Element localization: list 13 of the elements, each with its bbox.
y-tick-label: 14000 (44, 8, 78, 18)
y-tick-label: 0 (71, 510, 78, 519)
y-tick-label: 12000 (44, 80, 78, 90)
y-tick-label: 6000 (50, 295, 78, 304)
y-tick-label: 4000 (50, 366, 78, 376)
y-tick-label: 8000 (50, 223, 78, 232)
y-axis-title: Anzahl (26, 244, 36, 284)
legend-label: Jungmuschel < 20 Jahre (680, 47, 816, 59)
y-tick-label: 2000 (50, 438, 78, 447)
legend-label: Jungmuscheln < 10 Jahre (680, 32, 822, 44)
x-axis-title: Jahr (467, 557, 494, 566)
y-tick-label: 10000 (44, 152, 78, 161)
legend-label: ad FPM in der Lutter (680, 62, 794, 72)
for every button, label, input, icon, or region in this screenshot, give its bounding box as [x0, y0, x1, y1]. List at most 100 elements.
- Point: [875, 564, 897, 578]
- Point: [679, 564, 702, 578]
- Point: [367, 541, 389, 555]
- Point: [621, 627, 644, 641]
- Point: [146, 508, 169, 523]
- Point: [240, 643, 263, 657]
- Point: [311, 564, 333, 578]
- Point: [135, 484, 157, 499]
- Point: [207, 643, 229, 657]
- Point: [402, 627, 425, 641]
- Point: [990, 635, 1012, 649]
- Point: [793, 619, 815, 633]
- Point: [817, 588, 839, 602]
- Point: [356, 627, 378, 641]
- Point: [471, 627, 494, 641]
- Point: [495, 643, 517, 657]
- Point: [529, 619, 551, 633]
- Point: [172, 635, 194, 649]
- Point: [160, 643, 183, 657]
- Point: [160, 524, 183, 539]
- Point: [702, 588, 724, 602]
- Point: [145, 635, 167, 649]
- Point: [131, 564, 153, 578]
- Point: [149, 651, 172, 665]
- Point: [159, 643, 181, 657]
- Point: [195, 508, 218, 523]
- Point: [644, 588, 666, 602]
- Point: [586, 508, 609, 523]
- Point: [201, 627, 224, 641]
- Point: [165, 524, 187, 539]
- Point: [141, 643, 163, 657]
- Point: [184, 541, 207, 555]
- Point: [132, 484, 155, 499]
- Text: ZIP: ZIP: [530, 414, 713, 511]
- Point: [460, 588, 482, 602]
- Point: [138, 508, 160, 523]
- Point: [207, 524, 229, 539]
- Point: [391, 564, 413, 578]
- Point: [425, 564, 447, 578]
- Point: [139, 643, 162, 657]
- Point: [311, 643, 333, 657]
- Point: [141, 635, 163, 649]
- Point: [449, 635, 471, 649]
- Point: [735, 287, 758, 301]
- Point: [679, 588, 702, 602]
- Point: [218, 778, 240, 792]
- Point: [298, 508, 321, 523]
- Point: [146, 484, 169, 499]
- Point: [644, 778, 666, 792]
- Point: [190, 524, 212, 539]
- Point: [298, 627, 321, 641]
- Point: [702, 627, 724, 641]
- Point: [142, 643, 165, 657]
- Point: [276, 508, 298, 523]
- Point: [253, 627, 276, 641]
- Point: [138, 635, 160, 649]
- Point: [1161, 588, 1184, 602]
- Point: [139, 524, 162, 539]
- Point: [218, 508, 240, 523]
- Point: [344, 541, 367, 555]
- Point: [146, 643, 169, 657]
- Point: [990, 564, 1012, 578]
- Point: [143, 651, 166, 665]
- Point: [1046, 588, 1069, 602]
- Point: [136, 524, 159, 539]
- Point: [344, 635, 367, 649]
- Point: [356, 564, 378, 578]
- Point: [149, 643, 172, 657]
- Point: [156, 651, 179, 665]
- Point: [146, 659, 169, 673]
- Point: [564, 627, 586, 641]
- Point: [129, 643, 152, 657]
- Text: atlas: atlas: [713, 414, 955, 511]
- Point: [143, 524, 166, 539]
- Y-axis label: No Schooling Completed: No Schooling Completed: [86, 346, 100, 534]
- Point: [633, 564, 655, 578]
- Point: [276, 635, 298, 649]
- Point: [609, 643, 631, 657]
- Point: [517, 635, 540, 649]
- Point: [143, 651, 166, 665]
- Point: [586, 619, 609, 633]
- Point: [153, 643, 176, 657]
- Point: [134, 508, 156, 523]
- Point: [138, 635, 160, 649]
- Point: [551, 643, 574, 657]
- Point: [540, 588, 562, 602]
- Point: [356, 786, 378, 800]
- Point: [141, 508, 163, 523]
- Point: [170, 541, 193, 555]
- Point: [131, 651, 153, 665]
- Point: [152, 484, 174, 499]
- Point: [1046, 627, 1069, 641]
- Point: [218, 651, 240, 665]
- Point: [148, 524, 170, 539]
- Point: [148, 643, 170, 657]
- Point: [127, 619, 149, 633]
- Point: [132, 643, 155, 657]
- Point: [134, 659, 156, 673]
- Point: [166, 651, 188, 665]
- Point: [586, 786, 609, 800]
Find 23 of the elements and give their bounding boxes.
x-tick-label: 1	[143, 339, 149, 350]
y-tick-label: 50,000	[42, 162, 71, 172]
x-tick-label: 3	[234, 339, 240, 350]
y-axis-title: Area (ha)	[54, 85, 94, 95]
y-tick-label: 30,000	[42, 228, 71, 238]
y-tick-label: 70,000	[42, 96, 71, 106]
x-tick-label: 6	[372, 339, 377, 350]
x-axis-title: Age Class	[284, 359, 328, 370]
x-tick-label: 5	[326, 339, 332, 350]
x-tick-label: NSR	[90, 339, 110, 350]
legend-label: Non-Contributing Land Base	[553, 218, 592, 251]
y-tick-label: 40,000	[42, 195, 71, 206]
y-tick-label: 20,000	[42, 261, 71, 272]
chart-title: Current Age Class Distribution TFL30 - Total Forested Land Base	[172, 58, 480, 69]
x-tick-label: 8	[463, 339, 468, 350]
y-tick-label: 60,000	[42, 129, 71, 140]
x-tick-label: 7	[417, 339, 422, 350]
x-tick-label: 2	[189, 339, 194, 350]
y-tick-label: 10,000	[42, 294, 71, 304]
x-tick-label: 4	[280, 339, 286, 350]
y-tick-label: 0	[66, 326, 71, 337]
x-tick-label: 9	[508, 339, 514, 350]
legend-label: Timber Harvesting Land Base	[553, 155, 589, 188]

• Goal:
Revise the data from its first line through the line containing "- Point: [138, 508, 160, 523]", replacing "Anzahl" with "Menge" and leaving everything else unchanged.

• Task solution:
Element localization: list 13 of the elements, each with its bbox.
y-tick-label: 14000 (44, 8, 78, 18)
y-tick-label: 0 (71, 510, 78, 519)
y-tick-label: 12000 (44, 80, 78, 90)
y-tick-label: 6000 (50, 295, 78, 304)
y-tick-label: 4000 (50, 366, 78, 376)
y-tick-label: 8000 (50, 223, 78, 232)
y-axis-title: Menge (26, 244, 36, 284)
legend-label: Jungmuschel < 20 Jahre (680, 47, 816, 59)
y-tick-label: 2000 (50, 438, 78, 447)
legend-label: Jungmuscheln < 10 Jahre (680, 32, 822, 44)
x-axis-title: Jahr (467, 557, 494, 566)
y-tick-label: 10000 (44, 152, 78, 161)
legend-label: ad FPM in der Lutter (680, 62, 794, 72)
for every button, label, input, icon, or region in this screenshot, give its bounding box as [x0, y0, x1, y1]. List at most 100 elements.
- Point: [875, 564, 897, 578]
- Point: [679, 564, 702, 578]
- Point: [367, 541, 389, 555]
- Point: [621, 627, 644, 641]
- Point: [146, 508, 169, 523]
- Point: [240, 643, 263, 657]
- Point: [311, 564, 333, 578]
- Point: [135, 484, 157, 499]
- Point: [207, 643, 229, 657]
- Point: [402, 627, 425, 641]
- Point: [990, 635, 1012, 649]
- Point: [793, 619, 815, 633]
- Point: [817, 588, 839, 602]
- Point: [356, 627, 378, 641]
- Point: [471, 627, 494, 641]
- Point: [495, 643, 517, 657]
- Point: [529, 619, 551, 633]
- Point: [172, 635, 194, 649]
- Point: [160, 643, 183, 657]
- Point: [160, 524, 183, 539]
- Point: [702, 588, 724, 602]
- Point: [145, 635, 167, 649]
- Point: [131, 564, 153, 578]
- Point: [149, 651, 172, 665]
- Point: [159, 643, 181, 657]
- Point: [195, 508, 218, 523]
- Point: [644, 588, 666, 602]
- Point: [586, 508, 609, 523]
- Point: [201, 627, 224, 641]
- Point: [165, 524, 187, 539]
- Point: [141, 643, 163, 657]
- Point: [184, 541, 207, 555]
- Point: [132, 484, 155, 499]
- Text: ZIP: ZIP: [530, 414, 713, 511]
- Point: [460, 588, 482, 602]
- Point: [138, 508, 160, 523]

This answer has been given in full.